» SHORT TASK: Repeat the entries below exactly as they appear, with no pictures.

(Saved data entries)
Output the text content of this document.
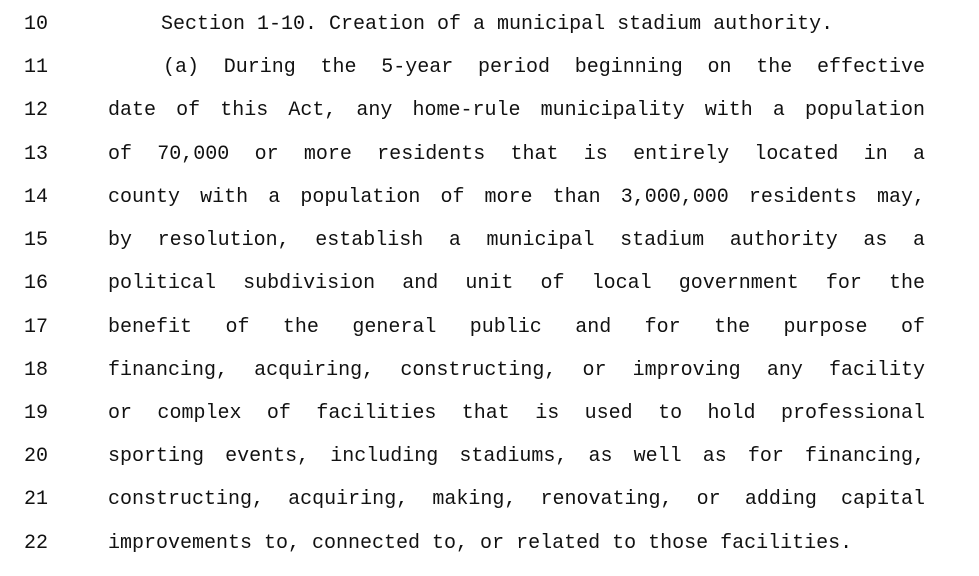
10	Section 1-10. Creation of a municipal stadium authority.
11	(a) During the 5-year period beginning on the effective
12	date of this Act, any home-rule municipality with a population
13	of 70,000 or more residents that is entirely located in a
14	county with a population of more than 3,000,000 residents may,
15	by resolution, establish a municipal stadium authority as a
16	political subdivision and unit of local government for the
17	benefit of the general public and for the purpose of
18	financing, acquiring, constructing, or improving any facility
19	or complex of facilities that is used to hold professional
20	sporting events, including stadiums, as well as for financing,
21	constructing, acquiring, making, renovating, or adding capital
22	improvements to, connected to, or related to those facilities.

» THE OUTPUT:
Output the text content of this document.
10	Section 1-10. Creation of a municipal stadium authority.
11	(a) During the 5-year period beginning on the effective
12	date of this Act, any home-rule municipality with a population
13	of 70,000 or more residents that is entirely located in a
14	county with a population of more than 3,000,000 residents may,
15	by resolution, establish a municipal stadium authority as a
16	political subdivision and unit of local government for the
17	benefit of the general public and for the purpose of
18	financing, acquiring, constructing, or improving any facility
19	or complex of facilities that is used to hold professional
20	sporting events, including stadiums, as well as for financing,
21	constructing, acquiring, making, renovating, or adding capital
22	improvements to, connected to, or related to those facilities.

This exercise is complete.